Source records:
- - - - -

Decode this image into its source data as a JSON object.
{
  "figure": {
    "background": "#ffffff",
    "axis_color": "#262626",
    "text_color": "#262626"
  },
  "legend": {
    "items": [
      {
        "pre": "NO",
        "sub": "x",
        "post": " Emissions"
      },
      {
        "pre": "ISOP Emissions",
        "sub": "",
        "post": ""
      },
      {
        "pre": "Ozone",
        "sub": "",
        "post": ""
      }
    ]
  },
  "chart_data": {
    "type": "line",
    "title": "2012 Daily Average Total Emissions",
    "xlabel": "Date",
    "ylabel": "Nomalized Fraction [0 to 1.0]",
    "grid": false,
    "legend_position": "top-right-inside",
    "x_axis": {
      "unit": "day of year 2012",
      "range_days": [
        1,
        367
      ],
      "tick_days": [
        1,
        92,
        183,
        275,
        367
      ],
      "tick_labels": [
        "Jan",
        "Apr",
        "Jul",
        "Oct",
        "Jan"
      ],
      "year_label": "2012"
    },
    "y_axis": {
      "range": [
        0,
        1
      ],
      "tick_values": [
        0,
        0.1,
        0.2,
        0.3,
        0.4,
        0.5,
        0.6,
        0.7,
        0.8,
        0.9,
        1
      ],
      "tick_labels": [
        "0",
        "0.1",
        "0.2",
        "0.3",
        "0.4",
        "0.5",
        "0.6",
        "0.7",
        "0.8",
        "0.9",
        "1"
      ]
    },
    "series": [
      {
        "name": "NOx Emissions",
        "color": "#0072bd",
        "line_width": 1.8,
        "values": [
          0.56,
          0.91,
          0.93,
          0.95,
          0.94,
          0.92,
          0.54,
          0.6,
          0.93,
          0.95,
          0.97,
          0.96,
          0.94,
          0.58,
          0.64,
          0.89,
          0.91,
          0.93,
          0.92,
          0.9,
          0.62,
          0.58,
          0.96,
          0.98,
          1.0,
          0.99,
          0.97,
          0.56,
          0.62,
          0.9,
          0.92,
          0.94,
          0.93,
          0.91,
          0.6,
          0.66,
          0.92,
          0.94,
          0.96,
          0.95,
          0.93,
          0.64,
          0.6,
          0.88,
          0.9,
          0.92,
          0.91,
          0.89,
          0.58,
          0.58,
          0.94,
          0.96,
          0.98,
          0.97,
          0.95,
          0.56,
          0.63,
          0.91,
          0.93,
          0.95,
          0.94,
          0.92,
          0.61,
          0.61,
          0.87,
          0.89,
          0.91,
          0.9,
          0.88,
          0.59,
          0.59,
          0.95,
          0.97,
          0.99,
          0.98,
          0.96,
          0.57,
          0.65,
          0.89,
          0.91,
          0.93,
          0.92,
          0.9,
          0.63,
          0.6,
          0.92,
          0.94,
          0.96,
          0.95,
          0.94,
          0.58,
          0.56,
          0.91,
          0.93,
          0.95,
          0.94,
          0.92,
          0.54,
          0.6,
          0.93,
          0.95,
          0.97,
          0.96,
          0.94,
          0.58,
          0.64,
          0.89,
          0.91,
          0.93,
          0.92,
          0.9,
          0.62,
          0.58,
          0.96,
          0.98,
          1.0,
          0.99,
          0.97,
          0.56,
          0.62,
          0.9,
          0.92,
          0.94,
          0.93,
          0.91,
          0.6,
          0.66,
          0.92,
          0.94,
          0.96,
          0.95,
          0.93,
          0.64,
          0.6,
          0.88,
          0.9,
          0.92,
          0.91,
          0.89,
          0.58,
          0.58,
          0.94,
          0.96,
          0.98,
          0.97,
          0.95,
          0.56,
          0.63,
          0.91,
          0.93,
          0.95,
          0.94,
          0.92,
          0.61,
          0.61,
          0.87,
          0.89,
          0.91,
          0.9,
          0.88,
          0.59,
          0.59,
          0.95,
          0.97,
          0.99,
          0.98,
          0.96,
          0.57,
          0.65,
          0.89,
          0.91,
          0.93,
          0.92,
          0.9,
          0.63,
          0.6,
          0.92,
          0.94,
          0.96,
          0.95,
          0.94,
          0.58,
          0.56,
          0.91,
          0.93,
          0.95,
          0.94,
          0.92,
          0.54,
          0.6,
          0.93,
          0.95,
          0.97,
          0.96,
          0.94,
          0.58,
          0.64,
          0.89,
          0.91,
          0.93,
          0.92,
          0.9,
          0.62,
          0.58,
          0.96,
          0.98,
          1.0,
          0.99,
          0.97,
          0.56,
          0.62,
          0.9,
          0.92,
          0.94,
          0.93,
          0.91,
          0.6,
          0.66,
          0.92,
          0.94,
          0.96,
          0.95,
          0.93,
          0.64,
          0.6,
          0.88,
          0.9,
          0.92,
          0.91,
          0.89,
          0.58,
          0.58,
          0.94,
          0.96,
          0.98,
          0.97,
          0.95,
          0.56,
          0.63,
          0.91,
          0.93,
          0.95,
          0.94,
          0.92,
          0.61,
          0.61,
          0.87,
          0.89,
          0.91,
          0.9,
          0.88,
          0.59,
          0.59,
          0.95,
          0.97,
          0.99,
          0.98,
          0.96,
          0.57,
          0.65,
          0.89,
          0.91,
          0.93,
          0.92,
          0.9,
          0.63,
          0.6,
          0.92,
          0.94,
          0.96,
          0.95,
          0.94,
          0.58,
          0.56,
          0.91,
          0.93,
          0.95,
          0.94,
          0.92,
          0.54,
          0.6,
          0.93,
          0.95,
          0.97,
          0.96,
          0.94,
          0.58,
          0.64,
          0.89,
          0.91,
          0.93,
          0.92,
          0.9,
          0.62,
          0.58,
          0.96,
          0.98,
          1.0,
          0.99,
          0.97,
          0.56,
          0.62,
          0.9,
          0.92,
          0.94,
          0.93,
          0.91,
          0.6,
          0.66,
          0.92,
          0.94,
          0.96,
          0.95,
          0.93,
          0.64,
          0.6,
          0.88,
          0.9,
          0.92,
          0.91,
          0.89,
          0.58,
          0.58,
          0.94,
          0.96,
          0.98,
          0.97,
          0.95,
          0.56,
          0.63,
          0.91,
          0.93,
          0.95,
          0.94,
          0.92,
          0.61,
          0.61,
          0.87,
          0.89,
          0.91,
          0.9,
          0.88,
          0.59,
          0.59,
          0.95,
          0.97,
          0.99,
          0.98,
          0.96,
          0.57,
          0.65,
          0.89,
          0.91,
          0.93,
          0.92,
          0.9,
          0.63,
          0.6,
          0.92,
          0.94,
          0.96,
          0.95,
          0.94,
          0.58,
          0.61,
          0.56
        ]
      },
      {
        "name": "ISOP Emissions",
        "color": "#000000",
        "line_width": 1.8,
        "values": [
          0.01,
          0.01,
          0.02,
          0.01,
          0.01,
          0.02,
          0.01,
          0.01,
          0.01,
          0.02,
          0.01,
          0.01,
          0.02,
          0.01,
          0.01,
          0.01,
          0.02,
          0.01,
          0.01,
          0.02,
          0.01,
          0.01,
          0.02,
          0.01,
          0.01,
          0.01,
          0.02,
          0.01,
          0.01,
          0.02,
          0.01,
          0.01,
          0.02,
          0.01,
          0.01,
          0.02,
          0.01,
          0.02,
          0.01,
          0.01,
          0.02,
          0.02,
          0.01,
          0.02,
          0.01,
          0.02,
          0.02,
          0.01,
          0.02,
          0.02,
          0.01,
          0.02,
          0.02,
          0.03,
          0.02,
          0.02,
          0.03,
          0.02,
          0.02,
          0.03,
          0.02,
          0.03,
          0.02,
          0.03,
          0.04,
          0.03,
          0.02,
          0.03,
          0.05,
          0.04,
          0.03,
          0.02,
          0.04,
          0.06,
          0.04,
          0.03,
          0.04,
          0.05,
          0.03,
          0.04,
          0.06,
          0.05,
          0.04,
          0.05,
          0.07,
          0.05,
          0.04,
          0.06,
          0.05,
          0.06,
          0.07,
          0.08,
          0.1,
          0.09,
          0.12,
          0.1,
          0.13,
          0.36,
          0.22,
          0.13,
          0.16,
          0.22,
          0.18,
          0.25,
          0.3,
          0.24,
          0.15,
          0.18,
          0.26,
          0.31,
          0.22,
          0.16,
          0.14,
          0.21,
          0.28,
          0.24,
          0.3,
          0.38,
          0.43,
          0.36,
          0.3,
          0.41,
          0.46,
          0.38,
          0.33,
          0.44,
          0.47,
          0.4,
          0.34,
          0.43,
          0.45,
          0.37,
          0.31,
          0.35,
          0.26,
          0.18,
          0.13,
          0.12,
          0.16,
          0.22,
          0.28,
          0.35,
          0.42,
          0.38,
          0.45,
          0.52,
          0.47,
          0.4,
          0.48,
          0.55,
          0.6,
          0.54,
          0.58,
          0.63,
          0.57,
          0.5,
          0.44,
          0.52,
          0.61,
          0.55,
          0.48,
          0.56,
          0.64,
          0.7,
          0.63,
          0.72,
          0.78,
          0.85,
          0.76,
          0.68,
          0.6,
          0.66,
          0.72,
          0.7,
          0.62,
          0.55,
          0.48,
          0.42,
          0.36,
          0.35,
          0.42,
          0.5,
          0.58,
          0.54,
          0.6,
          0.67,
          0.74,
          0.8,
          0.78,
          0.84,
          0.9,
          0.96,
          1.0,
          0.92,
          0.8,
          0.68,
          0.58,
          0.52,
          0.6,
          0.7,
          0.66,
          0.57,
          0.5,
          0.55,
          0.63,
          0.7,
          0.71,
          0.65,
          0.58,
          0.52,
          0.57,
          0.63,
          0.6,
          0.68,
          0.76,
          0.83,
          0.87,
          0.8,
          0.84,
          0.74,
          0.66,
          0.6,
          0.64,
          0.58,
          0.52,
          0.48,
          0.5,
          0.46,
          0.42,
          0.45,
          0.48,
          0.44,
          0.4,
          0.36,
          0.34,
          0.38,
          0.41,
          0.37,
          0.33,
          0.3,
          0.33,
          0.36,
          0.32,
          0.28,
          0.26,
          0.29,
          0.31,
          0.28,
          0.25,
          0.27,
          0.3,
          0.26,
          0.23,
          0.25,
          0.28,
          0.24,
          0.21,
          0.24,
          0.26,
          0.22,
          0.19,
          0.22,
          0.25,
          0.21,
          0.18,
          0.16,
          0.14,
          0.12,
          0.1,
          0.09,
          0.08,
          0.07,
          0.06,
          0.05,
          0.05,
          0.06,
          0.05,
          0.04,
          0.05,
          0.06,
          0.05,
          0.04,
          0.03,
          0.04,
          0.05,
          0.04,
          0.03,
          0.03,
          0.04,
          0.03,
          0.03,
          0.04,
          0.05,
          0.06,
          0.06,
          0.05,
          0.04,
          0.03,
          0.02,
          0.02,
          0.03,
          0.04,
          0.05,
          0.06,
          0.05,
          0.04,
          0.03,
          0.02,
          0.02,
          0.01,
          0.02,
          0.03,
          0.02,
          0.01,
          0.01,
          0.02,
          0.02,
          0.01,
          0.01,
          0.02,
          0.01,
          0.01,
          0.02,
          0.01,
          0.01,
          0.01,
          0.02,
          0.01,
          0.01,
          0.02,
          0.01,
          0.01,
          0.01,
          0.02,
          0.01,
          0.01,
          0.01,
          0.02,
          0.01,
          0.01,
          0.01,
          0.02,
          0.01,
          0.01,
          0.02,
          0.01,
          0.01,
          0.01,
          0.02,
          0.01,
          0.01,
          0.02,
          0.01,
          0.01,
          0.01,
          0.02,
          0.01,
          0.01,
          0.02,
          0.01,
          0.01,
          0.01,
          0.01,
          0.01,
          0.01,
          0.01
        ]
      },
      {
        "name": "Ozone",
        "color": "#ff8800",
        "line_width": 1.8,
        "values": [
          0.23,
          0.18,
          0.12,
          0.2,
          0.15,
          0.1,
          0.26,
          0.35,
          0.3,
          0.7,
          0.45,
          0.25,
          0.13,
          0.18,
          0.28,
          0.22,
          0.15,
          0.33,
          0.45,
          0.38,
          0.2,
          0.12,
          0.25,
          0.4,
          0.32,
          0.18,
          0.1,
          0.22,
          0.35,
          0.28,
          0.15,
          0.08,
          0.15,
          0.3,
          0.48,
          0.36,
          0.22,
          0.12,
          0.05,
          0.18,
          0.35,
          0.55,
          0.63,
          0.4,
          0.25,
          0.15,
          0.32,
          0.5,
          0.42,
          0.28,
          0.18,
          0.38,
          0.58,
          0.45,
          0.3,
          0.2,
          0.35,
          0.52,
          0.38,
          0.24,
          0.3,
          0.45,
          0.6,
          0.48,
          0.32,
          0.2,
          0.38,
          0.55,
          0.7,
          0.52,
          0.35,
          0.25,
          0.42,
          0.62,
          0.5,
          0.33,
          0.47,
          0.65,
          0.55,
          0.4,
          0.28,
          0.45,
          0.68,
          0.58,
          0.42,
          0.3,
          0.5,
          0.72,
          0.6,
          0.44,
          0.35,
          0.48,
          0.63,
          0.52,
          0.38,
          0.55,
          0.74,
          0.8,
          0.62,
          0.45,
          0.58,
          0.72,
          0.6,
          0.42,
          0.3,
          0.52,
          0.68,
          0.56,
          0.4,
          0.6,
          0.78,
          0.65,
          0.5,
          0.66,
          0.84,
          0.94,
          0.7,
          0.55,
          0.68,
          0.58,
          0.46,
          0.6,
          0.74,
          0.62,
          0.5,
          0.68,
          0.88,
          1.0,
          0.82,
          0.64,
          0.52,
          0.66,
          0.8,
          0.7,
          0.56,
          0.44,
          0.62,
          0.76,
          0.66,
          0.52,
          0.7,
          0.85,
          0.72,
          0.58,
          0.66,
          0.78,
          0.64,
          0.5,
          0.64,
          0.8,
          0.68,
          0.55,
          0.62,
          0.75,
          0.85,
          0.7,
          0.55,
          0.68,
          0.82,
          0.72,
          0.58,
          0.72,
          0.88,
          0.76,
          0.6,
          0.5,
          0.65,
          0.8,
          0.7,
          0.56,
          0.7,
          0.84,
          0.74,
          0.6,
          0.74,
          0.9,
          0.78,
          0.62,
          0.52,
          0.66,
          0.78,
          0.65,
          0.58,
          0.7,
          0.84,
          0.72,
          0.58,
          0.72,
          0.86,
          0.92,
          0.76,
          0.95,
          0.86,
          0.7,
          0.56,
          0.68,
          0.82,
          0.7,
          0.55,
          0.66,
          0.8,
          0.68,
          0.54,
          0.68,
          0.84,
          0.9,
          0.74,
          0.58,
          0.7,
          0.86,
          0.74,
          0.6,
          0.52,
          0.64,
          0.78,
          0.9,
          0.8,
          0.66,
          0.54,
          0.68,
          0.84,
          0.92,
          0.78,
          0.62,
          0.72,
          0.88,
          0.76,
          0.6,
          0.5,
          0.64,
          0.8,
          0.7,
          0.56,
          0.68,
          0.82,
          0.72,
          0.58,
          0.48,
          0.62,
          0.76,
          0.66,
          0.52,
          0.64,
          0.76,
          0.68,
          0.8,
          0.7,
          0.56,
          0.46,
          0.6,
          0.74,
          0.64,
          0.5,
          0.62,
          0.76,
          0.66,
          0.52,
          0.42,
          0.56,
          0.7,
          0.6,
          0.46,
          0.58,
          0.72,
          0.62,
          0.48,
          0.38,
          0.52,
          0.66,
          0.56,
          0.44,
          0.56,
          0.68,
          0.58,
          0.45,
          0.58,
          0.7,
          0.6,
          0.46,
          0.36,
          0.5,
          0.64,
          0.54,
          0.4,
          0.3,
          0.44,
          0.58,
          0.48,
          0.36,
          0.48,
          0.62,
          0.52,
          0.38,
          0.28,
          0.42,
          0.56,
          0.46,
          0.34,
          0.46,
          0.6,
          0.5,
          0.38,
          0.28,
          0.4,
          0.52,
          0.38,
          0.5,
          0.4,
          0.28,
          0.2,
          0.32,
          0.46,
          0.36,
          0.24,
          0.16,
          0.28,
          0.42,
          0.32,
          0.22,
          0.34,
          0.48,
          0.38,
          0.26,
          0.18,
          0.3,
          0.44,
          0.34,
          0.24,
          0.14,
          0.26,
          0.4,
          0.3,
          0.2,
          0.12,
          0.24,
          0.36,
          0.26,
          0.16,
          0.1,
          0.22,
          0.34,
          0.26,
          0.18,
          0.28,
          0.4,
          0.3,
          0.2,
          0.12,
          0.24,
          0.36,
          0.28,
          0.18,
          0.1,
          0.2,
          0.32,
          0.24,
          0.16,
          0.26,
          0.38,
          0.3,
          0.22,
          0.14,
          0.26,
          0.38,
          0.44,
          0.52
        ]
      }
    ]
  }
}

- - - - -

TASK OBJECTIVE:
Copy all lines in the listing above where the string "ISOP" appears.

EXPECTED ANSWER:
        "pre": "ISOP Emissions",
        "name": "ISOP Emissions",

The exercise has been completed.